> [SHORT EXERCISE]: Look below. Copy each line that has "végbél" in it.

> [DATA FOR THE TASK]:
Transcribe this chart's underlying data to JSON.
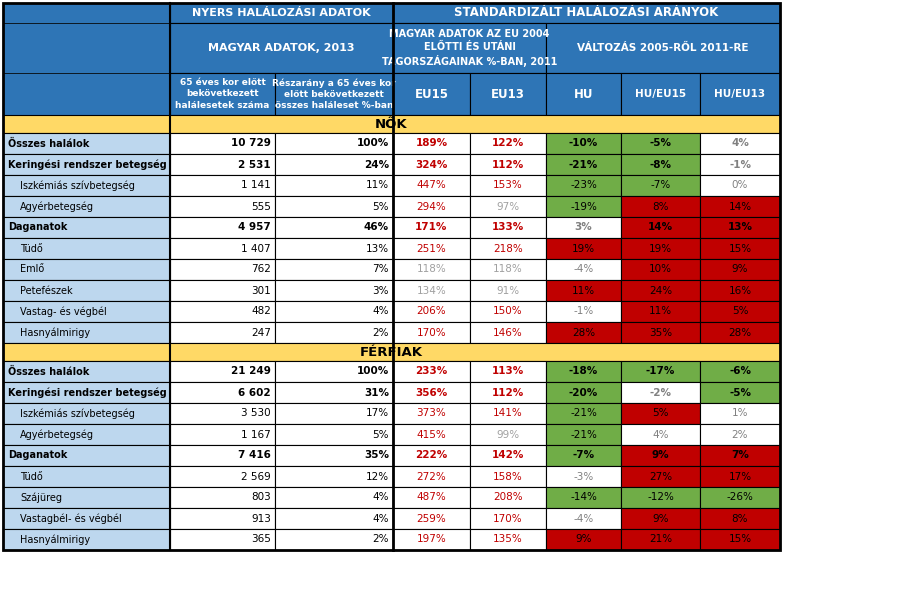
{
  "header_bg": "#2E75B6",
  "nok_bg": "#ffd966",
  "row_bg_light": "#BDD7EE",
  "rows_nok": [
    {
      "label": "Összes halálok",
      "bold": true,
      "indent": false,
      "col1": "10 729",
      "col2": "100%",
      "col3": "189%",
      "col4": "122%",
      "col5": "-10%",
      "col6": "-5%",
      "col7": "4%",
      "col3_red": true,
      "col4_red": true,
      "col5_bg": "#70ad47",
      "col6_bg": "#70ad47",
      "col7_bg": "white",
      "col7_gray": true
    },
    {
      "label": "Keringési rendszer betegség",
      "bold": true,
      "indent": false,
      "col1": "2 531",
      "col2": "24%",
      "col3": "324%",
      "col4": "112%",
      "col5": "-21%",
      "col6": "-8%",
      "col7": "-1%",
      "col3_red": true,
      "col4_red": true,
      "col5_bg": "#70ad47",
      "col6_bg": "#70ad47",
      "col7_bg": "white",
      "col7_gray": true
    },
    {
      "label": "Iszkémiás szívbetegség",
      "bold": false,
      "indent": true,
      "col1": "1 141",
      "col2": "11%",
      "col3": "447%",
      "col4": "153%",
      "col5": "-23%",
      "col6": "-7%",
      "col7": "0%",
      "col3_red": true,
      "col4_red": true,
      "col5_bg": "#70ad47",
      "col6_bg": "#70ad47",
      "col7_bg": "white",
      "col7_gray": true
    },
    {
      "label": "Agyérbetegség",
      "bold": false,
      "indent": true,
      "col1": "555",
      "col2": "5%",
      "col3": "294%",
      "col4": "97%",
      "col5": "-19%",
      "col6": "8%",
      "col7": "14%",
      "col3_red": true,
      "col4_red": false,
      "col5_bg": "#70ad47",
      "col6_bg": "#c00000",
      "col7_bg": "#c00000",
      "col7_gray": false
    },
    {
      "label": "Daganatok",
      "bold": true,
      "indent": false,
      "col1": "4 957",
      "col2": "46%",
      "col3": "171%",
      "col4": "133%",
      "col5": "3%",
      "col6": "14%",
      "col7": "13%",
      "col3_red": true,
      "col4_red": true,
      "col5_bg": "white",
      "col6_bg": "#c00000",
      "col7_bg": "#c00000",
      "col5_gray": true,
      "col7_gray": false
    },
    {
      "label": "Tüdő",
      "bold": false,
      "indent": true,
      "col1": "1 407",
      "col2": "13%",
      "col3": "251%",
      "col4": "218%",
      "col5": "19%",
      "col6": "19%",
      "col7": "15%",
      "col3_red": true,
      "col4_red": true,
      "col5_bg": "#c00000",
      "col6_bg": "#c00000",
      "col7_bg": "#c00000",
      "col7_gray": false
    },
    {
      "label": "Emlő",
      "bold": false,
      "indent": true,
      "col1": "762",
      "col2": "7%",
      "col3": "118%",
      "col4": "118%",
      "col5": "-4%",
      "col6": "10%",
      "col7": "9%",
      "col3_red": false,
      "col4_red": false,
      "col5_bg": "white",
      "col6_bg": "#c00000",
      "col7_bg": "#c00000",
      "col5_gray": true,
      "col7_gray": false
    },
    {
      "label": "Petefészek",
      "bold": false,
      "indent": true,
      "col1": "301",
      "col2": "3%",
      "col3": "134%",
      "col4": "91%",
      "col5": "11%",
      "col6": "24%",
      "col7": "16%",
      "col3_red": false,
      "col4_red": false,
      "col5_bg": "#c00000",
      "col6_bg": "#c00000",
      "col7_bg": "#c00000",
      "col7_gray": false
    },
    {
      "label": "Vastag- és végbél",
      "bold": false,
      "indent": true,
      "col1": "482",
      "col2": "4%",
      "col3": "206%",
      "col4": "150%",
      "col5": "-1%",
      "col6": "11%",
      "col7": "5%",
      "col3_red": true,
      "col4_red": true,
      "col5_bg": "white",
      "col6_bg": "#c00000",
      "col7_bg": "#c00000",
      "col5_gray": true,
      "col7_gray": false
    },
    {
      "label": "Hasnyálmirigy",
      "bold": false,
      "indent": true,
      "col1": "247",
      "col2": "2%",
      "col3": "170%",
      "col4": "146%",
      "col5": "28%",
      "col6": "35%",
      "col7": "28%",
      "col3_red": true,
      "col4_red": true,
      "col5_bg": "#c00000",
      "col6_bg": "#c00000",
      "col7_bg": "#c00000",
      "col7_gray": false
    }
  ],
  "rows_ferfiak": [
    {
      "label": "Összes halálok",
      "bold": true,
      "indent": false,
      "col1": "21 249",
      "col2": "100%",
      "col3": "233%",
      "col4": "113%",
      "col5": "-18%",
      "col6": "-17%",
      "col7": "-6%",
      "col3_red": true,
      "col4_red": true,
      "col5_bg": "#70ad47",
      "col6_bg": "#70ad47",
      "col7_bg": "#70ad47",
      "col7_gray": false
    },
    {
      "label": "Keringési rendszer betegség",
      "bold": true,
      "indent": false,
      "col1": "6 602",
      "col2": "31%",
      "col3": "356%",
      "col4": "112%",
      "col5": "-20%",
      "col6": "-2%",
      "col7": "-5%",
      "col3_red": true,
      "col4_red": true,
      "col5_bg": "#70ad47",
      "col6_bg": "white",
      "col7_bg": "#70ad47",
      "col6_gray": true,
      "col7_gray": false
    },
    {
      "label": "Iszkémiás szívbetegség",
      "bold": false,
      "indent": true,
      "col1": "3 530",
      "col2": "17%",
      "col3": "373%",
      "col4": "141%",
      "col5": "-21%",
      "col6": "5%",
      "col7": "1%",
      "col3_red": true,
      "col4_red": true,
      "col5_bg": "#70ad47",
      "col6_bg": "#c00000",
      "col7_bg": "white",
      "col7_gray": true
    },
    {
      "label": "Agyérbetegség",
      "bold": false,
      "indent": true,
      "col1": "1 167",
      "col2": "5%",
      "col3": "415%",
      "col4": "99%",
      "col5": "-21%",
      "col6": "4%",
      "col7": "2%",
      "col3_red": true,
      "col4_red": false,
      "col5_bg": "#70ad47",
      "col6_bg": "white",
      "col7_bg": "white",
      "col6_gray": true,
      "col7_gray": true
    },
    {
      "label": "Daganatok",
      "bold": true,
      "indent": false,
      "col1": "7 416",
      "col2": "35%",
      "col3": "222%",
      "col4": "142%",
      "col5": "-7%",
      "col6": "9%",
      "col7": "7%",
      "col3_red": true,
      "col4_red": true,
      "col5_bg": "#70ad47",
      "col6_bg": "#c00000",
      "col7_bg": "#c00000",
      "col7_gray": false
    },
    {
      "label": "Tüdő",
      "bold": false,
      "indent": true,
      "col1": "2 569",
      "col2": "12%",
      "col3": "272%",
      "col4": "158%",
      "col5": "-3%",
      "col6": "27%",
      "col7": "17%",
      "col3_red": true,
      "col4_red": true,
      "col5_bg": "white",
      "col6_bg": "#c00000",
      "col7_bg": "#c00000",
      "col5_gray": true,
      "col7_gray": false
    },
    {
      "label": "Szájüreg",
      "bold": false,
      "indent": true,
      "col1": "803",
      "col2": "4%",
      "col3": "487%",
      "col4": "208%",
      "col5": "-14%",
      "col6": "-12%",
      "col7": "-26%",
      "col3_red": true,
      "col4_red": true,
      "col5_bg": "#70ad47",
      "col6_bg": "#70ad47",
      "col7_bg": "#70ad47",
      "col7_gray": false
    },
    {
      "label": "Vastagbél- és végbél",
      "bold": false,
      "indent": true,
      "col1": "913",
      "col2": "4%",
      "col3": "259%",
      "col4": "170%",
      "col5": "-4%",
      "col6": "9%",
      "col7": "8%",
      "col3_red": true,
      "col4_red": true,
      "col5_bg": "white",
      "col6_bg": "#c00000",
      "col7_bg": "#c00000",
      "col5_gray": true,
      "col7_gray": false
    },
    {
      "label": "Hasnyálmirigy",
      "bold": false,
      "indent": true,
      "col1": "365",
      "col2": "2%",
      "col3": "197%",
      "col4": "135%",
      "col5": "9%",
      "col6": "21%",
      "col7": "15%",
      "col3_red": true,
      "col4_red": true,
      "col5_bg": "#c00000",
      "col6_bg": "#c00000",
      "col7_bg": "#c00000",
      "col7_gray": false
    }
  ]
}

> [SOLUTION TO THE PROBLEM]:
      "label": "Vastag- és végbél",
      "label": "Vastagbél- és végbél",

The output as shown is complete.